== Problem requirements ==
Below are some records; repeat them all exactly, minus the pictures.

Entries taken from a collection
==========
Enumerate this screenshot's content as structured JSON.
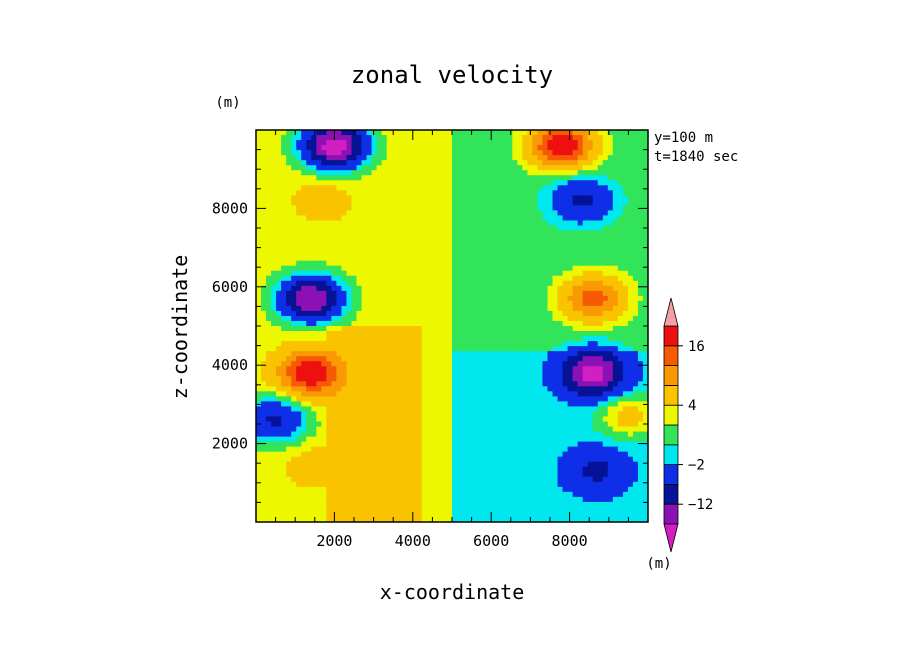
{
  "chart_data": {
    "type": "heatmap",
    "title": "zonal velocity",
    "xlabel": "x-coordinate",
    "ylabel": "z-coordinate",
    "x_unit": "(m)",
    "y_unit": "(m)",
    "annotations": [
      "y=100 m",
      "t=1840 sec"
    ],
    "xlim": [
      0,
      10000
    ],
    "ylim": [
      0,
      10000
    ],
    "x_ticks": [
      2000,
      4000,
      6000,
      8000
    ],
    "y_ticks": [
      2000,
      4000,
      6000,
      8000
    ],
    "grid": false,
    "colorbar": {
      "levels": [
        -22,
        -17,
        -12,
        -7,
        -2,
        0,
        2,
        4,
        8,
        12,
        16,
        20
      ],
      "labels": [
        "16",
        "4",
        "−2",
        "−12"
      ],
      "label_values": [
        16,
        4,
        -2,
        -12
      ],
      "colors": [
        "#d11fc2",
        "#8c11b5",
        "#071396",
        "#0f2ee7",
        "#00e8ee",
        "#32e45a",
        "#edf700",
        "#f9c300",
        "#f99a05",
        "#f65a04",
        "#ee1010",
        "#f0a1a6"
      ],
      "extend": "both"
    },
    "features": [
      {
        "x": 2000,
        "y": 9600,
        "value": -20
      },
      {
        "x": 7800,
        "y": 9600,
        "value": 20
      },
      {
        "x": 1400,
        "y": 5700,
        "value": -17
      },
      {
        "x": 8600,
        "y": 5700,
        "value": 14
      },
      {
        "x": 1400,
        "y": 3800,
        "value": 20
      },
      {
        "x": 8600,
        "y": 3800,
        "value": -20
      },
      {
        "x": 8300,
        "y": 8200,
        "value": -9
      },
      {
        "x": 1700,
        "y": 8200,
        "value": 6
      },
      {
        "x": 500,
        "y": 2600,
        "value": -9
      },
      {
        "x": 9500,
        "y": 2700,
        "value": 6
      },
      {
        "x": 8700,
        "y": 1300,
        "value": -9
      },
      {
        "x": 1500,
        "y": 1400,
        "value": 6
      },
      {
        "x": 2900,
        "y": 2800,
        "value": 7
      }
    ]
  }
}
==========
== Output for this exercise ==
Enumerate this screenshot's content as structured JSON.
{
  "chart_data": {
    "type": "heatmap",
    "title": "zonal velocity",
    "xlabel": "x-coordinate",
    "ylabel": "z-coordinate",
    "x_unit": "(m)",
    "y_unit": "(m)",
    "annotations": [
      "y=100 m",
      "t=1840 sec"
    ],
    "xlim": [
      0,
      10000
    ],
    "ylim": [
      0,
      10000
    ],
    "x_ticks": [
      2000,
      4000,
      6000,
      8000
    ],
    "y_ticks": [
      2000,
      4000,
      6000,
      8000
    ],
    "grid": false,
    "colorbar": {
      "levels": [
        -22,
        -17,
        -12,
        -7,
        -2,
        0,
        2,
        4,
        8,
        12,
        16,
        20
      ],
      "labels": [
        "16",
        "4",
        "−2",
        "−12"
      ],
      "label_values": [
        16,
        4,
        -2,
        -12
      ],
      "colors": [
        "#d11fc2",
        "#8c11b5",
        "#071396",
        "#0f2ee7",
        "#00e8ee",
        "#32e45a",
        "#edf700",
        "#f9c300",
        "#f99a05",
        "#f65a04",
        "#ee1010",
        "#f0a1a6"
      ],
      "extend": "both"
    },
    "features": [
      {
        "x": 2000,
        "y": 9600,
        "value": -20
      },
      {
        "x": 7800,
        "y": 9600,
        "value": 20
      },
      {
        "x": 1400,
        "y": 5700,
        "value": -17
      },
      {
        "x": 8600,
        "y": 5700,
        "value": 14
      },
      {
        "x": 1400,
        "y": 3800,
        "value": 20
      },
      {
        "x": 8600,
        "y": 3800,
        "value": -20
      },
      {
        "x": 8300,
        "y": 8200,
        "value": -9
      },
      {
        "x": 1700,
        "y": 8200,
        "value": 6
      },
      {
        "x": 500,
        "y": 2600,
        "value": -9
      },
      {
        "x": 9500,
        "y": 2700,
        "value": 6
      },
      {
        "x": 8700,
        "y": 1300,
        "value": -9
      },
      {
        "x": 1500,
        "y": 1400,
        "value": 6
      },
      {
        "x": 2900,
        "y": 2800,
        "value": 7
      }
    ]
  }
}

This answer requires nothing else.